■ **Aim of the exercise**: Return exactly the lines from the "Extract the structured" line through the last line of the entries below. Include no pictures.

■ **Dataset records on visual material**:

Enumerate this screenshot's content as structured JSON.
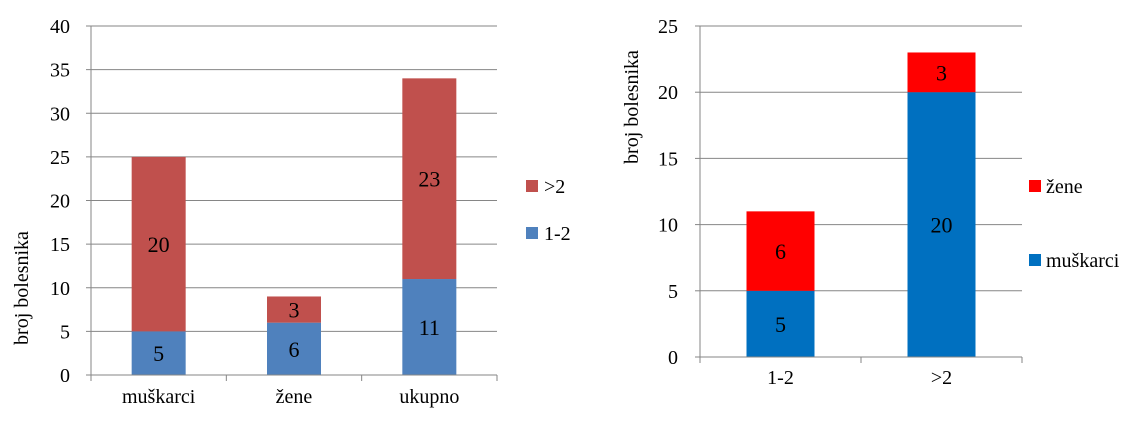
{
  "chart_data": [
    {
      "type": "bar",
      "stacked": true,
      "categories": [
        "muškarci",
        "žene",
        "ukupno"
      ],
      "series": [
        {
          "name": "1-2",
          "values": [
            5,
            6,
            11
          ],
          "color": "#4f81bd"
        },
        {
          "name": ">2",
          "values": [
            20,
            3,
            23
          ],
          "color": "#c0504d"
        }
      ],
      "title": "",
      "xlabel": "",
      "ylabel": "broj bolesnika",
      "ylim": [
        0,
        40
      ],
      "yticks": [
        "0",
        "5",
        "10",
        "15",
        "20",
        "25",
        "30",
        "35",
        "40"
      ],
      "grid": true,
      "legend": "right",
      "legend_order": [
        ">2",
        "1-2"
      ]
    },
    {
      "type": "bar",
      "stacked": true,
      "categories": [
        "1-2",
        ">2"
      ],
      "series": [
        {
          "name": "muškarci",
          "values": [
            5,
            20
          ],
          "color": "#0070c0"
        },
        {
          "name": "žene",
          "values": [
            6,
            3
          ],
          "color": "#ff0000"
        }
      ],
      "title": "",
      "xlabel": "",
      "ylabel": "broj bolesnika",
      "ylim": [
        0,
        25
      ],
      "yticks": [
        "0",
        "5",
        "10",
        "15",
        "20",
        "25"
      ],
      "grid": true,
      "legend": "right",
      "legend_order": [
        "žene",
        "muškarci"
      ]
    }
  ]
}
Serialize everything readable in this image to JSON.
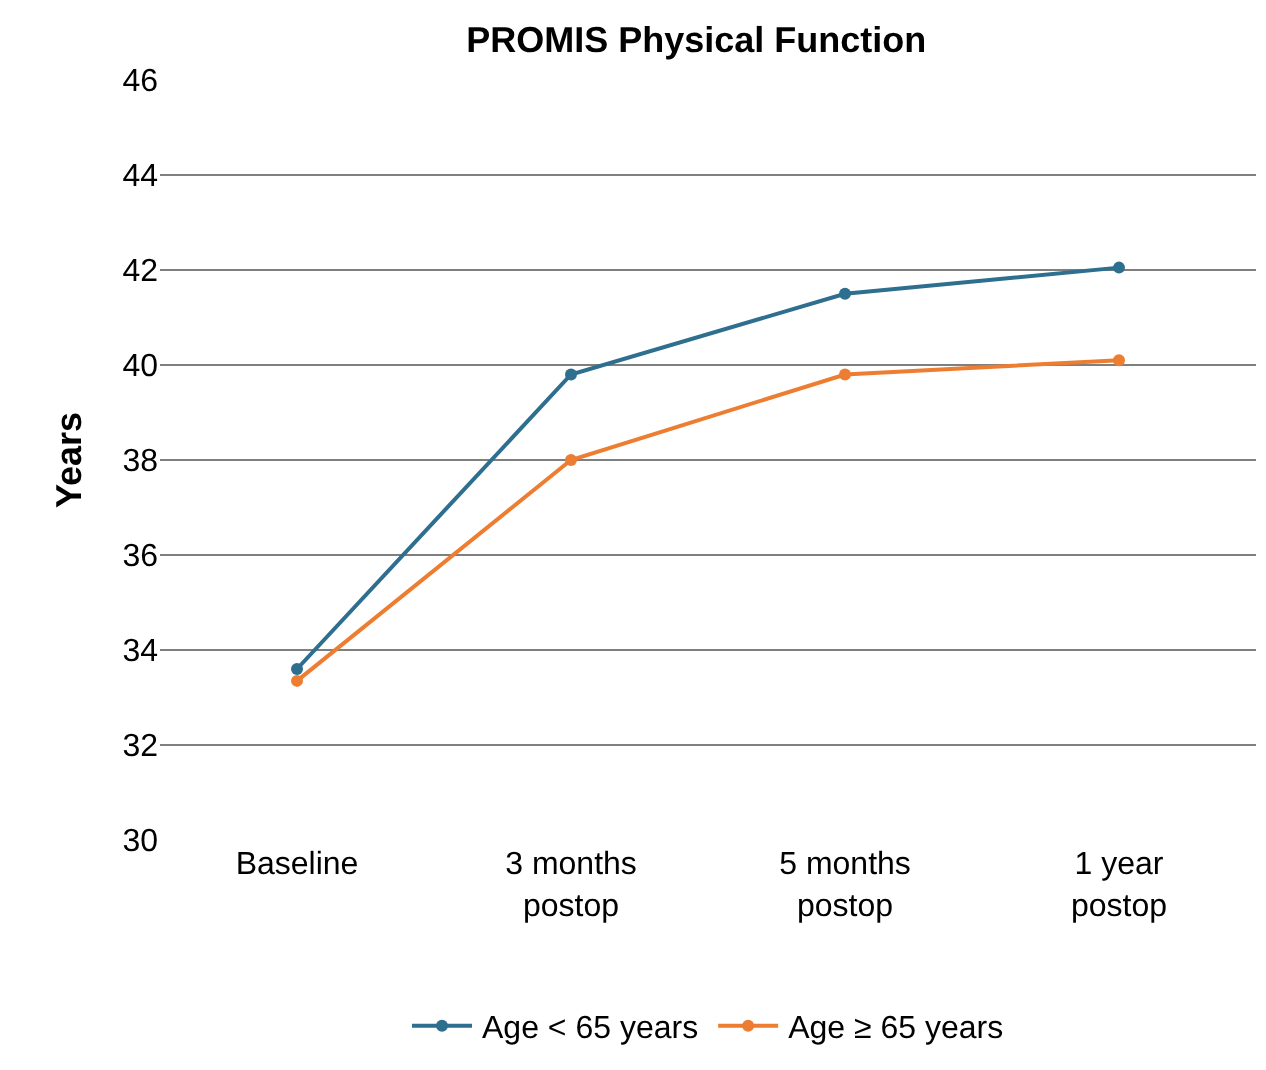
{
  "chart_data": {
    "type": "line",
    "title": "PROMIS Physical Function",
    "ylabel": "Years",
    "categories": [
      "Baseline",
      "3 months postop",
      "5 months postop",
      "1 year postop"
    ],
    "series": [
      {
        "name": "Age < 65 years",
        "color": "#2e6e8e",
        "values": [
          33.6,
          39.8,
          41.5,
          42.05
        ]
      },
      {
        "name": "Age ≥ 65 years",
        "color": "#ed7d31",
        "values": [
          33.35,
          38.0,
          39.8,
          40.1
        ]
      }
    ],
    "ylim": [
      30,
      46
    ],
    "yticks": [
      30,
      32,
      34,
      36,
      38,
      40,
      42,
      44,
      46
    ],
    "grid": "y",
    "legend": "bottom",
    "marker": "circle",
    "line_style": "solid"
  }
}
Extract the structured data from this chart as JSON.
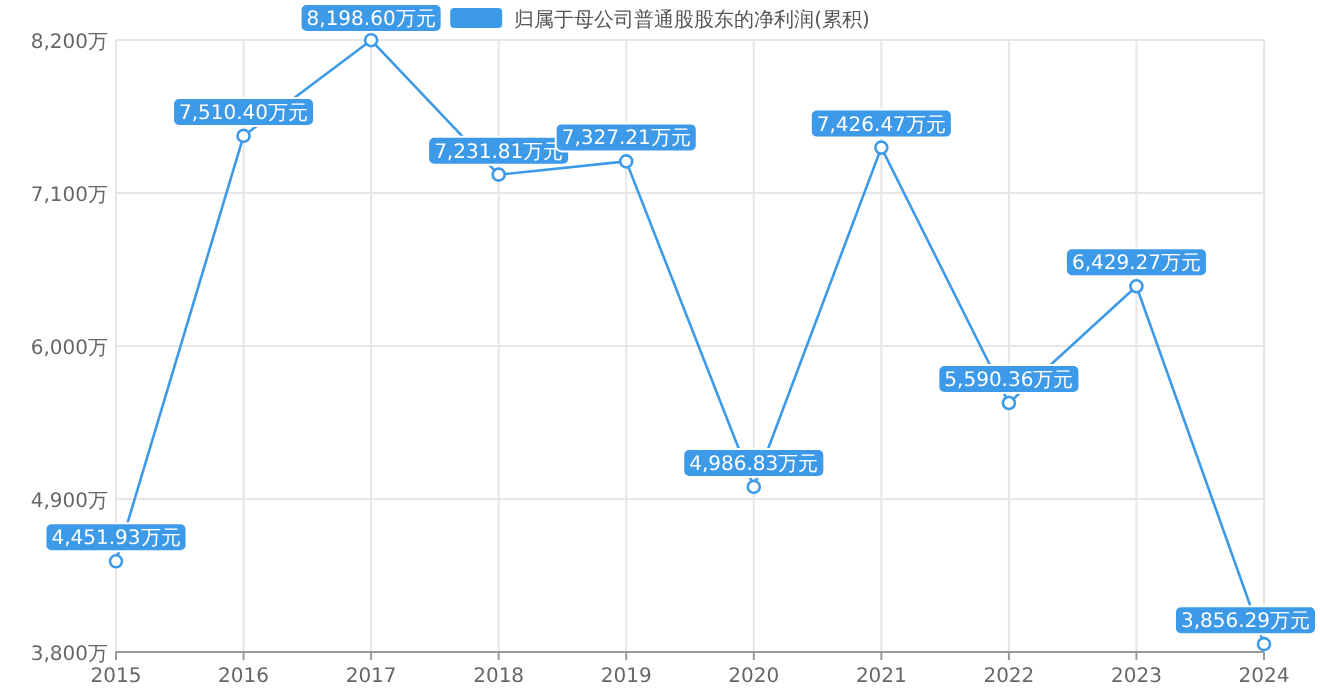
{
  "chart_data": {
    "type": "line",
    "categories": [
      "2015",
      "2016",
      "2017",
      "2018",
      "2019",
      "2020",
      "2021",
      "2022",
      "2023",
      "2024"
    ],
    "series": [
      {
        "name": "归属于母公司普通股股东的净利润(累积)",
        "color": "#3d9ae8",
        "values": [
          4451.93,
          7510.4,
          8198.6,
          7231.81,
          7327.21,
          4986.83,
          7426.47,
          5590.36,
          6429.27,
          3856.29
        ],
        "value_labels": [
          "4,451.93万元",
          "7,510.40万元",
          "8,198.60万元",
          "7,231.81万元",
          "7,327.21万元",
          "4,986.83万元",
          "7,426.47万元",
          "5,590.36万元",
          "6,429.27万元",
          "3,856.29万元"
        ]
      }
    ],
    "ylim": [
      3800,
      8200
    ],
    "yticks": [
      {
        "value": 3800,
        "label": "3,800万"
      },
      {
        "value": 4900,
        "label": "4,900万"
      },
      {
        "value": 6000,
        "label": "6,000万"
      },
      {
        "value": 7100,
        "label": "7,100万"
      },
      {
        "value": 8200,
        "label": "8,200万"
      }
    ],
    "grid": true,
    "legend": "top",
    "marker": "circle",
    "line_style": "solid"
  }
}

■ **Reply to the exercise**:
Extract the structured data from this chart as JSON.
{
  "chart_data": {
    "type": "line",
    "categories": [
      "2015",
      "2016",
      "2017",
      "2018",
      "2019",
      "2020",
      "2021",
      "2022",
      "2023",
      "2024"
    ],
    "series": [
      {
        "name": "归属于母公司普通股股东的净利润(累积)",
        "color": "#3d9ae8",
        "values": [
          4451.93,
          7510.4,
          8198.6,
          7231.81,
          7327.21,
          4986.83,
          7426.47,
          5590.36,
          6429.27,
          3856.29
        ],
        "value_labels": [
          "4,451.93万元",
          "7,510.40万元",
          "8,198.60万元",
          "7,231.81万元",
          "7,327.21万元",
          "4,986.83万元",
          "7,426.47万元",
          "5,590.36万元",
          "6,429.27万元",
          "3,856.29万元"
        ]
      }
    ],
    "ylim": [
      3800,
      8200
    ],
    "yticks": [
      {
        "value": 3800,
        "label": "3,800万"
      },
      {
        "value": 4900,
        "label": "4,900万"
      },
      {
        "value": 6000,
        "label": "6,000万"
      },
      {
        "value": 7100,
        "label": "7,100万"
      },
      {
        "value": 8200,
        "label": "8,200万"
      }
    ],
    "grid": true,
    "legend": "top",
    "marker": "circle",
    "line_style": "solid"
  }
}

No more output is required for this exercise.